EXTRAIT

Kenya, Afrique du Sud, Égypte, Algérie, Nigeria, Maroc, Éthiopie… ces pays africains ont mis plusieurs satellites en orbite terrestre ces dernières années. Pour Tidiane Ouattara, le spatial devrait davantage se développer sur le continent au cours des prochaines années. Dans cet entretien réalisé en marge du premier Forum GMES & Africa Phase 2, l’expert en sciences spatiales à la Commission de l’Union africaine (CUA) revient sur les objectifs du programme Global Monitoring for Environment and Security and Africa (GMES & Africa) qu’il coordonne. Cette initiative permet notamment de mieux répondre à l’urgence climatique en Afrique.
AFRIK 21 : Quels sont les objectifs du programme GMES & Africa ? Comment contribue-t-il à la gestion de l’environnement et à la sécurité en Afrique ?
Tidiane Ouattara : GMES & Africa est un programme de plusieurs années basé sur la stratégie à long terme entre l’Afrique et l’Europe, dans le cadre de l’Agenda 2063 qui est la boussole de l’Union africaine (UA). Sur la base de cette stratégie de coopération entre les deux continents, dans le volet « science technologie et innovation », l’Afrique a demandé l’appui de l’Europe dans le cadre de la science et la technologie spatiale.
L’objectif était de travailler sur l’environnement, booster l’économie et renforcer les capacités africaines. Dans le cadre du programme, le satellite Copernicus de l’Agence spatiale européenne (ESA) est utilisé pour cartographier les ressources naturelles, l’eau, ainsi que les zones côtières et marines. L’idée est que les experts africains puissent s’appuyer sur les sciences et technologies spatiales pour la gestion des ressources naturelles, notamment l’occupation des sols, la gestion des ressources marines, mais également des inondations.
Le renforcement des capacités concerne les ressources humaines, et surtout les infrastructures de réception de données sur le continent.
Concrètement, comment le programme GMES & Africa aide un pays comme le Kenya à faire face à la sécheresse ?
Nous n’avons pas pour rôle de mettre en œuvre des projets sur le terrain. Cette tâche incombe aux institutions nationales et sous-régionales avec qui nous travaillons. C’est le cas du Centre de prévision et d’applications climatiques de l’Autorité intergouvernementale pour le développement (Igad) dont fait partie le Kenya. Sur la question de la sécheresse, ce centre s’occupe de plusieurs autres pays en Afrique de l’Est. Grâce au programme GMES & Africa, le centre a élaboré des cartes beaucoup plus fines, avec des données actualisées, en misant notamment sur la carte d’occupation du sol. Les terres dégradées et humides ont également été cartographiées. Donc, nous les soutenons avec des informations fiables, à grande ou à petite échelle.

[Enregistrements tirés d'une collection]
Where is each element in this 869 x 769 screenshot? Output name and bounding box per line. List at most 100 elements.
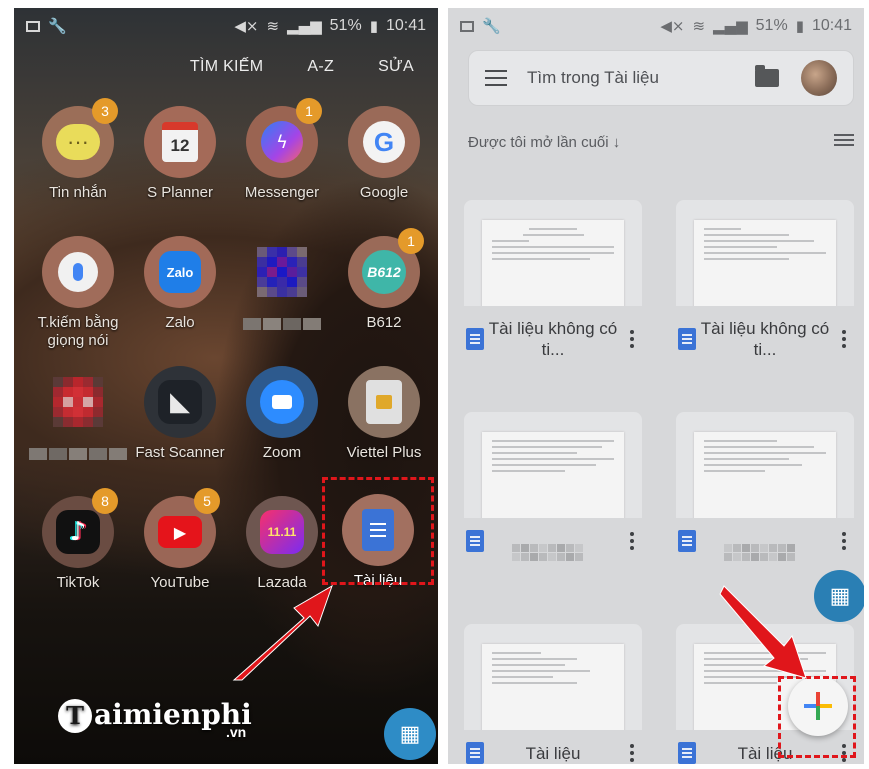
edit-button[interactable]: SỬA [378,58,414,76]
document-title: Tài liệu không có ti... [488,319,618,359]
document-thumbnail [676,200,854,306]
search-apps-button[interactable]: TÌM KIẾM [190,58,264,76]
mute-icon: ◀× [660,17,685,35]
app-s-planner[interactable]: 12 S Planner [128,106,232,202]
pixelated-title [724,544,795,561]
voice-search-icon [58,252,98,292]
sim-card-icon [366,380,402,424]
app-label: Viettel Plus [346,444,422,461]
logo-t-icon: T [58,699,92,733]
grid-icon: ▦ [399,721,421,747]
battery-percent: 51% [329,17,362,34]
more-options-icon[interactable] [834,330,854,348]
grid-icon: ▦ [829,583,851,609]
messages-icon: ··· [56,124,100,160]
notification-badge: 1 [296,98,322,124]
app-zalo[interactable]: Zalo Zalo [128,236,232,332]
app-tiktok[interactable]: ♪ 8 TikTok [26,488,130,592]
app-label: Zoom [262,444,302,461]
app-zoom[interactable]: Zoom [230,366,334,462]
red-arrow-icon [232,584,333,681]
app-grid-button[interactable]: ▦ [814,570,864,622]
app-messenger[interactable]: ϟ 1 Messenger [230,98,334,202]
app-label: Zalo [165,314,195,331]
menu-icon[interactable] [485,70,507,86]
docs-file-icon [466,328,484,350]
youtube-icon: ▶ [158,516,202,548]
screenshot-icon [26,20,40,32]
app-label: T.kiếm bằng giọng nói [37,314,119,349]
app-voice-search[interactable]: T.kiếm bằng giọng nói [26,236,130,350]
account-avatar[interactable] [801,60,837,96]
document-thumbnail [464,200,642,306]
list-view-icon[interactable] [834,134,854,151]
google-icon: G [363,121,405,163]
more-options-icon[interactable] [622,330,642,348]
app-drawer-toolbar: TÌM KIẾM A-Z SỬA [190,58,414,76]
docs-file-icon [466,530,484,552]
app-label: B612 [366,314,402,331]
docs-file-icon [678,328,696,350]
more-options-icon[interactable] [622,744,642,762]
wifi-icon: ≋ [266,17,280,35]
status-bar: 🔧 ◀× ≋ ▂▄▆ 51% ▮ 10:41 [448,8,864,44]
document-card[interactable]: Tài liệu [464,624,642,764]
tiktok-icon: ♪ [56,510,100,554]
scanner-icon: ◣ [158,380,202,424]
app-fast-scanner[interactable]: ◣ Fast Scanner [128,366,232,462]
app-label: TikTok [56,574,100,591]
search-input[interactable]: Tìm trong Tài liệu [527,68,755,88]
home-screen-app-drawer: 🔧 ◀× ≋ ▂▄▆ 51% ▮ 10:41 TÌM KIẾM A-Z SỬA … [14,8,438,764]
wifi-icon: ≋ [692,17,706,35]
watermark-logo: Taimienphi .vn [58,698,252,740]
sort-by-last-opened[interactable]: Được tôi mở lần cuối ↓ [468,134,620,151]
clock: 10:41 [385,17,426,34]
app-label: Tin nhắn [49,184,107,201]
document-thumbnail [464,624,642,730]
sort-az-button[interactable]: A-Z [307,58,334,76]
battery-icon: ▮ [369,17,378,35]
signal-icon: ▂▄▆ [713,17,748,35]
screenshot-icon [460,20,474,32]
b612-icon: B612 [362,250,406,294]
app-label: Google [359,184,409,201]
document-card[interactable]: Tài liệu không có ti... [676,200,854,360]
more-options-icon[interactable] [622,532,642,550]
docs-file-icon [678,530,696,552]
pixelated-label [26,448,130,460]
app-b612[interactable]: B612 1 B612 [332,228,436,332]
app-google[interactable]: G Google [332,106,436,202]
app-pixelated[interactable] [230,236,334,330]
docs-file-icon [466,742,484,764]
pixelated-label [230,318,334,330]
document-card[interactable] [464,412,642,561]
app-viettel-plus[interactable]: Viettel Plus [332,366,436,462]
more-options-icon[interactable] [834,532,854,550]
app-label: S Planner [147,184,213,201]
app-label: Fast Scanner [135,444,225,461]
folder-icon[interactable] [755,65,779,87]
pixelated-app-icon [257,247,307,297]
messenger-icon: ϟ [261,121,303,163]
notification-badge: 8 [92,488,118,514]
sort-row: Được tôi mở lần cuối ↓ [468,134,854,151]
red-arrow-icon [719,585,807,679]
battery-icon: ▮ [795,17,804,35]
app-grid-button[interactable]: ▦ [384,708,436,760]
notification-badge: 5 [194,488,220,514]
wrench-icon: 🔧 [48,17,67,35]
document-card[interactable]: Tài liệu không có ti... [464,200,642,360]
app-pixelated-2[interactable] [26,366,130,460]
pixelated-title [512,544,583,561]
docs-search-bar[interactable]: Tìm trong Tài liệu [468,50,854,106]
zoom-icon [260,380,304,424]
document-card[interactable] [676,412,854,561]
app-messages[interactable]: ··· 3 Tin nhắn [26,98,130,202]
pixelated-app-icon [53,377,103,427]
document-title: Tài liệu [525,743,581,763]
zalo-icon: Zalo [159,251,201,293]
docs-app-screen: 🔧 ◀× ≋ ▂▄▆ 51% ▮ 10:41 Tìm trong Tài liệ… [448,8,864,764]
battery-percent: 51% [755,17,788,34]
document-thumbnail [464,412,642,518]
wrench-icon: 🔧 [482,17,501,35]
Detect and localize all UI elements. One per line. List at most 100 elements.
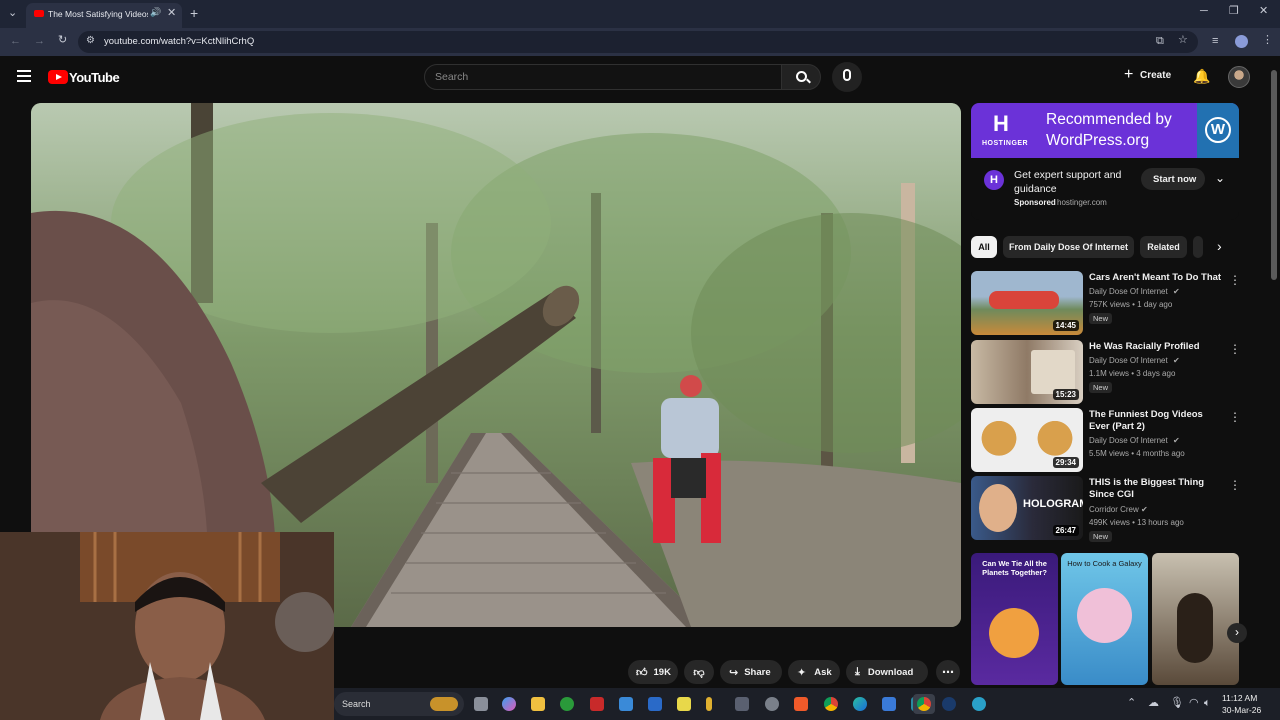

CONSIGNE
Dans l'entretien sur le programme GMES & Africa, pourquoi le programme aide-t-il le Kenya face à la sécheresse par l'intermédiaire d'un centre de l'Igad plutôt que par ses propres projets ? Répondez en une à trois phrases, s'il vous plaît. Les enregistrements forment un matériau à part.

RÉPONSE
Le programme n'a pas pour rôle de mettre en œuvre des projets sur le terrain. Cette tâche incombe aux institutions nationales et sous-régionales avec lesquelles il travaille, comme le Centre de prévision et d'applications climatiques de l'Igad, dont fait partie le Kenya. Le programme soutient ce centre avec des informations fiables, qui lui ont permis d'élaborer des cartes plus fines à partir de données actualisées.